[Stored entries]
● ● ● ● ● ● ●
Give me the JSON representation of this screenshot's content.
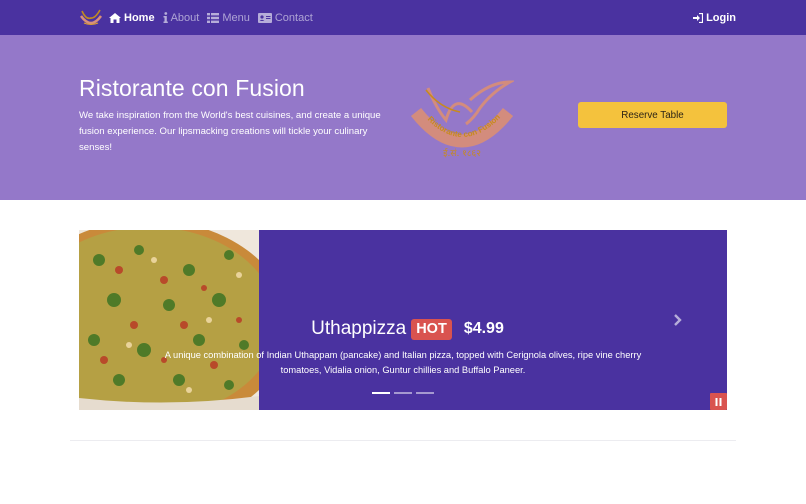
{
  "navbar": {
    "brand_icon": "ristorante-logo-icon",
    "items": [
      {
        "label": "Home",
        "icon": "home-icon",
        "active": true
      },
      {
        "label": "About",
        "icon": "info-icon",
        "active": false
      },
      {
        "label": "Menu",
        "icon": "list-icon",
        "active": false
      },
      {
        "label": "Contact",
        "icon": "address-card-icon",
        "active": false
      }
    ],
    "login_label": "Login",
    "login_icon": "sign-in-icon"
  },
  "jumbotron": {
    "title": "Ristorante con Fusion",
    "description": "We take inspiration from the World's best cuisines, and create a unique fusion experience. Our lipsmacking creations will tickle your culinary senses!",
    "logo_arc_text": "Ristorante con Fusion",
    "logo_est_text": "ई.सं. १८६२",
    "reserve_label": "Reserve Table"
  },
  "carousel": {
    "item_name": "Uthappizza",
    "badge": "HOT",
    "price": "$4.99",
    "description": "A unique combination of Indian Uthappam (pancake) and Italian pizza, topped with Cerignola olives, ripe vine cherry tomatoes, Vidalia onion, Guntur chillies and Buffalo Paneer.",
    "slide_count": 3,
    "active_slide": 1,
    "next_icon": "chevron-right-icon",
    "pause_icon": "pause-icon"
  },
  "colors": {
    "navbar_bg": "#4a32a0",
    "jumbotron_bg": "#9478c9",
    "reserve_button": "#f4c23d",
    "hot_badge": "#d9534f"
  }
}
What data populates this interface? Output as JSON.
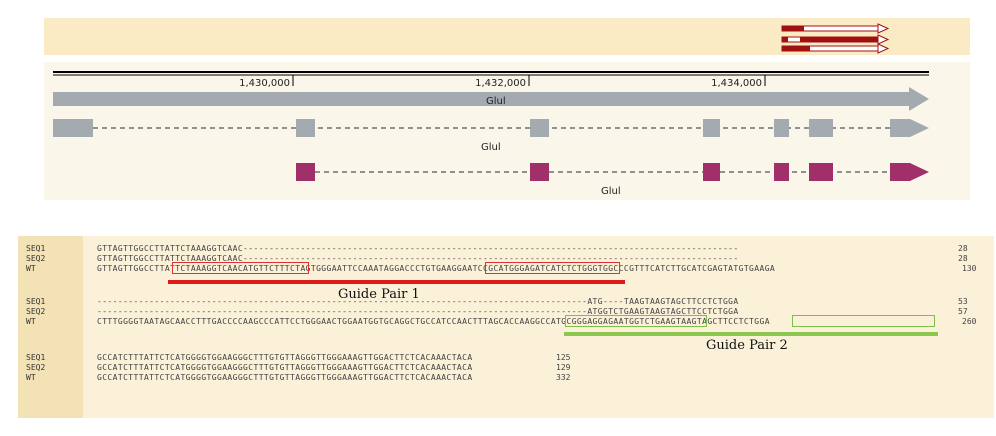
● ● ● ● ● ● ●
### Aim
Quote each line of the listing exactly, but leave the pictures out.

### Full solution
Give me the JSON representation of this screenshot's content.
{
  "navbar": {
    "brand_icon": "ristorante-logo-icon",
    "items": [
      {
        "label": "Home",
        "icon": "home-icon",
        "active": true
      },
      {
        "label": "About",
        "icon": "info-icon",
        "active": false
      },
      {
        "label": "Menu",
        "icon": "list-icon",
        "active": false
      },
      {
        "label": "Contact",
        "icon": "address-card-icon",
        "active": false
      }
    ],
    "login_label": "Login",
    "login_icon": "sign-in-icon"
  },
  "jumbotron": {
    "title": "Ristorante con Fusion",
    "description": "We take inspiration from the World's best cuisines, and create a unique fusion experience. Our lipsmacking creations will tickle your culinary senses!",
    "logo_arc_text": "Ristorante con Fusion",
    "logo_est_text": "ई.सं. १८६२",
    "reserve_label": "Reserve Table"
  },
  "carousel": {
    "item_name": "Uthappizza",
    "badge": "HOT",
    "price": "$4.99",
    "description": "A unique combination of Indian Uthappam (pancake) and Italian pizza, topped with Cerignola olives, ripe vine cherry tomatoes, Vidalia onion, Guntur chillies and Buffalo Paneer.",
    "slide_count": 3,
    "active_slide": 1,
    "next_icon": "chevron-right-icon",
    "pause_icon": "pause-icon"
  },
  "colors": {
    "navbar_bg": "#4a32a0",
    "jumbotron_bg": "#9478c9",
    "reserve_button": "#f4c23d",
    "hot_badge": "#d9534f"
  }
}
What data populates this interface? Output as JSON.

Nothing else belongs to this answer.